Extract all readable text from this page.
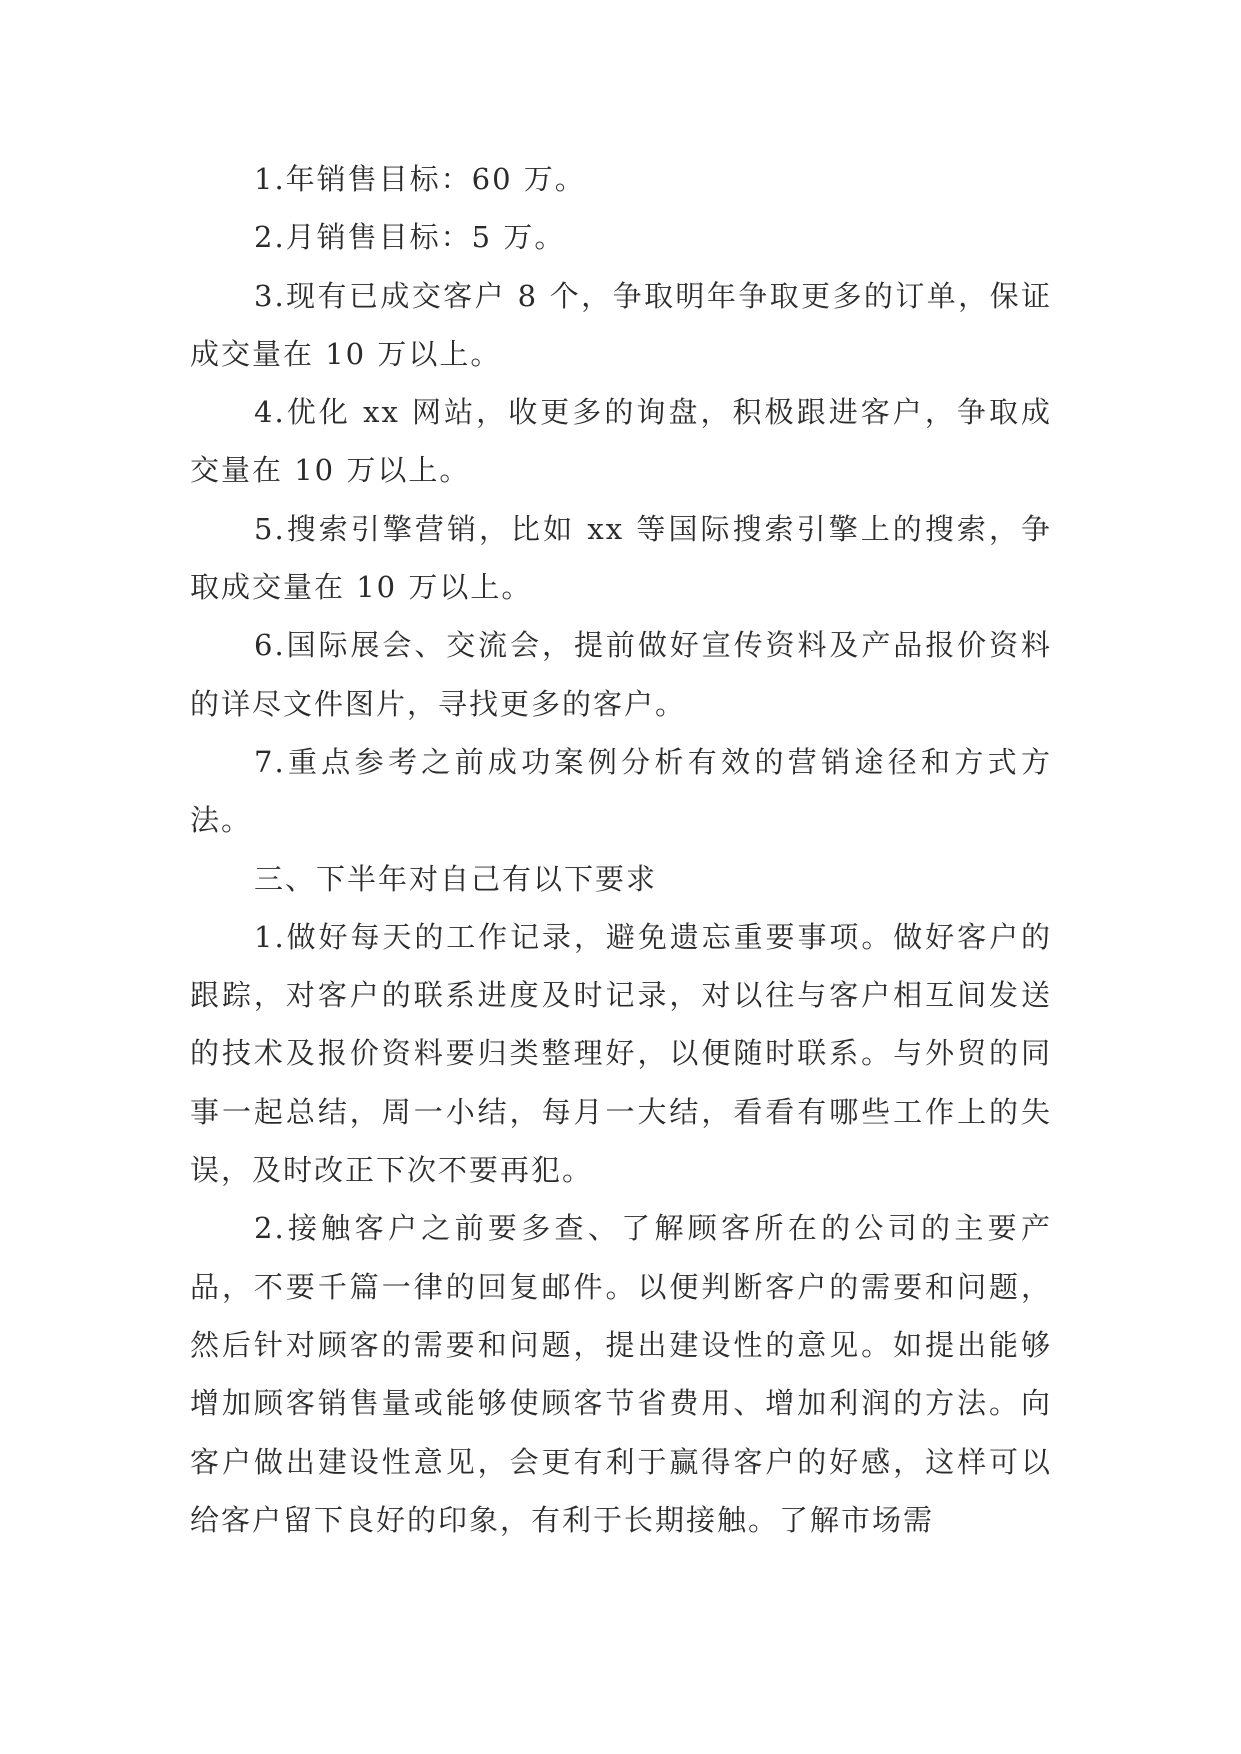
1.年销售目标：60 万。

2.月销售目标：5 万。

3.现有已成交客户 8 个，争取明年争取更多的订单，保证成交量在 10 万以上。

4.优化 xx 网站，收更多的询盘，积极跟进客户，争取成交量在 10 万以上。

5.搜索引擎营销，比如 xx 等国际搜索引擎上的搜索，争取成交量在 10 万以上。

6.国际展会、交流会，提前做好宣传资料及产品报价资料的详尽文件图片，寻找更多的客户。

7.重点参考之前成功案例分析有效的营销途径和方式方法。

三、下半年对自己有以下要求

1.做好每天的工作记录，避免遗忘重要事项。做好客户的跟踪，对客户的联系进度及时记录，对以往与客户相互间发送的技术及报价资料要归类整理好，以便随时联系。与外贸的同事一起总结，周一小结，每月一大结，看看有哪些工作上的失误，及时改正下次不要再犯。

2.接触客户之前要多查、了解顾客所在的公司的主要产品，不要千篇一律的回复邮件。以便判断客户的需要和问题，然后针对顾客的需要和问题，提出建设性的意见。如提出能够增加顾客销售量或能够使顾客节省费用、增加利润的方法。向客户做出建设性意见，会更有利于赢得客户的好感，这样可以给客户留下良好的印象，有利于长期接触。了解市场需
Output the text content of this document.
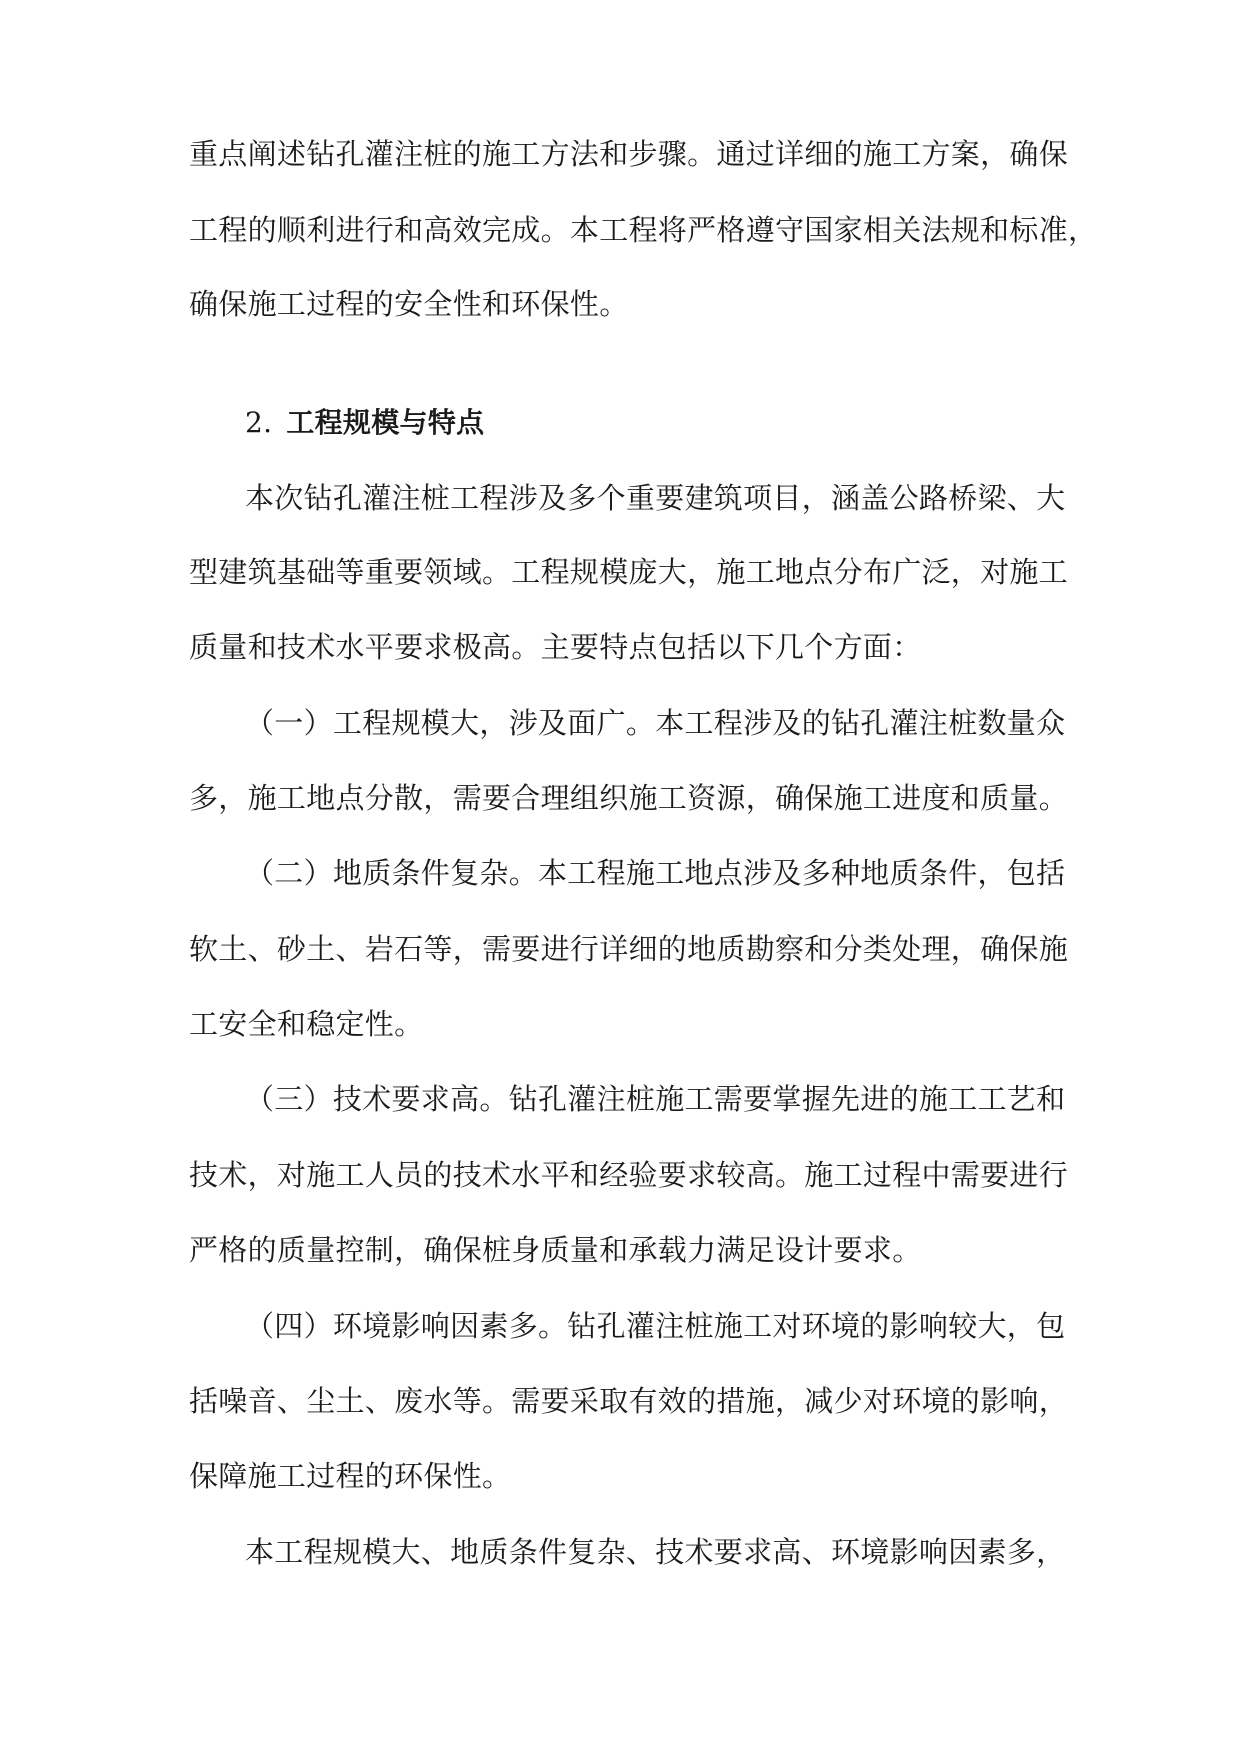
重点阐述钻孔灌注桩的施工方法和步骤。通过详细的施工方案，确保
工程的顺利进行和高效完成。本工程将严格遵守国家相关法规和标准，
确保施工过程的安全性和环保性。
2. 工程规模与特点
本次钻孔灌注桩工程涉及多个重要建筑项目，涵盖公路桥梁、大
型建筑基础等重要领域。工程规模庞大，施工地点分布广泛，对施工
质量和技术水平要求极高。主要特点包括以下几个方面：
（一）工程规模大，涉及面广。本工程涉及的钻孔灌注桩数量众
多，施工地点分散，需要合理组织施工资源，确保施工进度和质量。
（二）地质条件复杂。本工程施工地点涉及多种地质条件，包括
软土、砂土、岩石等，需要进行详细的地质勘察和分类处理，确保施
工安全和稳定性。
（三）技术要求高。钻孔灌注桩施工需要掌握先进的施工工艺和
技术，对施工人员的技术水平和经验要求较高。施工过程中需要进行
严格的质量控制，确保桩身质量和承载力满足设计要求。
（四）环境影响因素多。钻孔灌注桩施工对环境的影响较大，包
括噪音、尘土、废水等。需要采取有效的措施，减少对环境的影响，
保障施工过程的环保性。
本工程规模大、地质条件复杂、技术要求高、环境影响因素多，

EXERCISE » The records above need to be restated word for word, with the pictures left out.

EXERCISE RESPONSE »
Extract all readable text from this page.
1.年销售目标：60 万。

2.月销售目标：5 万。

3.现有已成交客户 8 个，争取明年争取更多的订单，保证成交量在 10 万以上。

4.优化 xx 网站，收更多的询盘，积极跟进客户，争取成交量在 10 万以上。

5.搜索引擎营销，比如 xx 等国际搜索引擎上的搜索，争取成交量在 10 万以上。

6.国际展会、交流会，提前做好宣传资料及产品报价资料的详尽文件图片，寻找更多的客户。

7.重点参考之前成功案例分析有效的营销途径和方式方法。

三、下半年对自己有以下要求

1.做好每天的工作记录，避免遗忘重要事项。做好客户的跟踪，对客户的联系进度及时记录，对以往与客户相互间发送的技术及报价资料要归类整理好，以便随时联系。与外贸的同事一起总结，周一小结，每月一大结，看看有哪些工作上的失误，及时改正下次不要再犯。

2.接触客户之前要多查、了解顾客所在的公司的主要产品，不要千篇一律的回复邮件。以便判断客户的需要和问题，然后针对顾客的需要和问题，提出建设性的意见。如提出能够增加顾客销售量或能够使顾客节省费用、增加利润的方法。向客户做出建设性意见，会更有利于赢得客户的好感，这样可以给客户留下良好的印象，有利于长期接触。了解市场需
Output the text content of this document.
重点阐述钻孔灌注桩的施工方法和步骤。通过详细的施工方案，确保
工程的顺利进行和高效完成。本工程将严格遵守国家相关法规和标准，
确保施工过程的安全性和环保性。
2. 工程规模与特点
本次钻孔灌注桩工程涉及多个重要建筑项目，涵盖公路桥梁、大
型建筑基础等重要领域。工程规模庞大，施工地点分布广泛，对施工
质量和技术水平要求极高。主要特点包括以下几个方面：
（一）工程规模大，涉及面广。本工程涉及的钻孔灌注桩数量众
多，施工地点分散，需要合理组织施工资源，确保施工进度和质量。
（二）地质条件复杂。本工程施工地点涉及多种地质条件，包括
软土、砂土、岩石等，需要进行详细的地质勘察和分类处理，确保施
工安全和稳定性。
（三）技术要求高。钻孔灌注桩施工需要掌握先进的施工工艺和
技术，对施工人员的技术水平和经验要求较高。施工过程中需要进行
严格的质量控制，确保桩身质量和承载力满足设计要求。
（四）环境影响因素多。钻孔灌注桩施工对环境的影响较大，包
括噪音、尘土、废水等。需要采取有效的措施，减少对环境的影响，
保障施工过程的环保性。
本工程规模大、地质条件复杂、技术要求高、环境影响因素多，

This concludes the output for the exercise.